(Dataset records)
:::

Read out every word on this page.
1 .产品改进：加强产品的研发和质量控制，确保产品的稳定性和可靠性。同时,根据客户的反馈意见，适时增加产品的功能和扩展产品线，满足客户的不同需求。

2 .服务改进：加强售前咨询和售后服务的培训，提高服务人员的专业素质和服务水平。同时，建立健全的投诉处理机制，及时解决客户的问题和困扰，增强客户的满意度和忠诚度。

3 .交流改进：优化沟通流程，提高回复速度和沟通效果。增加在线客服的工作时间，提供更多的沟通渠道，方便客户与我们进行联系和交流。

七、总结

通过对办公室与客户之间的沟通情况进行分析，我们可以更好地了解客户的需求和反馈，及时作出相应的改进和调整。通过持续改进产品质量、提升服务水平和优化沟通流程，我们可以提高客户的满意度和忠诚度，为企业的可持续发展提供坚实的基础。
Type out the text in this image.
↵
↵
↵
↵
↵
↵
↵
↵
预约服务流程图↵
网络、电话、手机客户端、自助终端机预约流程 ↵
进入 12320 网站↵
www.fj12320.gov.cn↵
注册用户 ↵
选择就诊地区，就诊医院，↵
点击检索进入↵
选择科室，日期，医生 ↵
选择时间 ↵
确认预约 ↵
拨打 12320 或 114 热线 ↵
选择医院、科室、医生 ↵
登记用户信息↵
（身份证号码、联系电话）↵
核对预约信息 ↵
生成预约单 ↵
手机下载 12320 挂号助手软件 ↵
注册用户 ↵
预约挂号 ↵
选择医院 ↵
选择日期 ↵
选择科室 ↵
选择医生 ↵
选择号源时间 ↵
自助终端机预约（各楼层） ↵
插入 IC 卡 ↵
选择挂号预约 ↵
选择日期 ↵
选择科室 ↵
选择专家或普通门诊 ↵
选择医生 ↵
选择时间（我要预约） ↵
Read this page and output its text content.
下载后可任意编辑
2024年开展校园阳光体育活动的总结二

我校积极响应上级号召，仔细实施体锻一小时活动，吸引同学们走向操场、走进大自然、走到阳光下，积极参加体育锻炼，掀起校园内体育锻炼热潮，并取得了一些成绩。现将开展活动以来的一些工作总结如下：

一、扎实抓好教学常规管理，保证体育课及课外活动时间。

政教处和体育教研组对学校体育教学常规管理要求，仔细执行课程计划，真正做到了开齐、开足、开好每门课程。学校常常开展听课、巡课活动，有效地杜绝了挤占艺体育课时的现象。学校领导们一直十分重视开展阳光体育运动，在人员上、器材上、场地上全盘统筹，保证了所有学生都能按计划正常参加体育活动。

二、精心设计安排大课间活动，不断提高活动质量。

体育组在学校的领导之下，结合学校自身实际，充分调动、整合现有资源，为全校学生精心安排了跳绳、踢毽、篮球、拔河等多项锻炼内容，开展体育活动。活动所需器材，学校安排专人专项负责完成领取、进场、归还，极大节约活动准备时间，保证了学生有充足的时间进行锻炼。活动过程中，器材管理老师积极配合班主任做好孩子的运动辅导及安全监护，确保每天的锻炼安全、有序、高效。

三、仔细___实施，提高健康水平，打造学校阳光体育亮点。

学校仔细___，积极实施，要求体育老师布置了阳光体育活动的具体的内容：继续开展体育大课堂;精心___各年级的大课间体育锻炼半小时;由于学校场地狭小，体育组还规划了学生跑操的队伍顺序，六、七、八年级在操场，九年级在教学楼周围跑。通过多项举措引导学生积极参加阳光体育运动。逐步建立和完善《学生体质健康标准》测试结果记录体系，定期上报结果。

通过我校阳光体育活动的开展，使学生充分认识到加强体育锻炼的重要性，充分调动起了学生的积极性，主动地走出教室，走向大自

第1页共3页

:::

Extract each line from the listing that holds the word "this".

Read out every word on this page.
Type out the text in this image.
Read this page and output its text content.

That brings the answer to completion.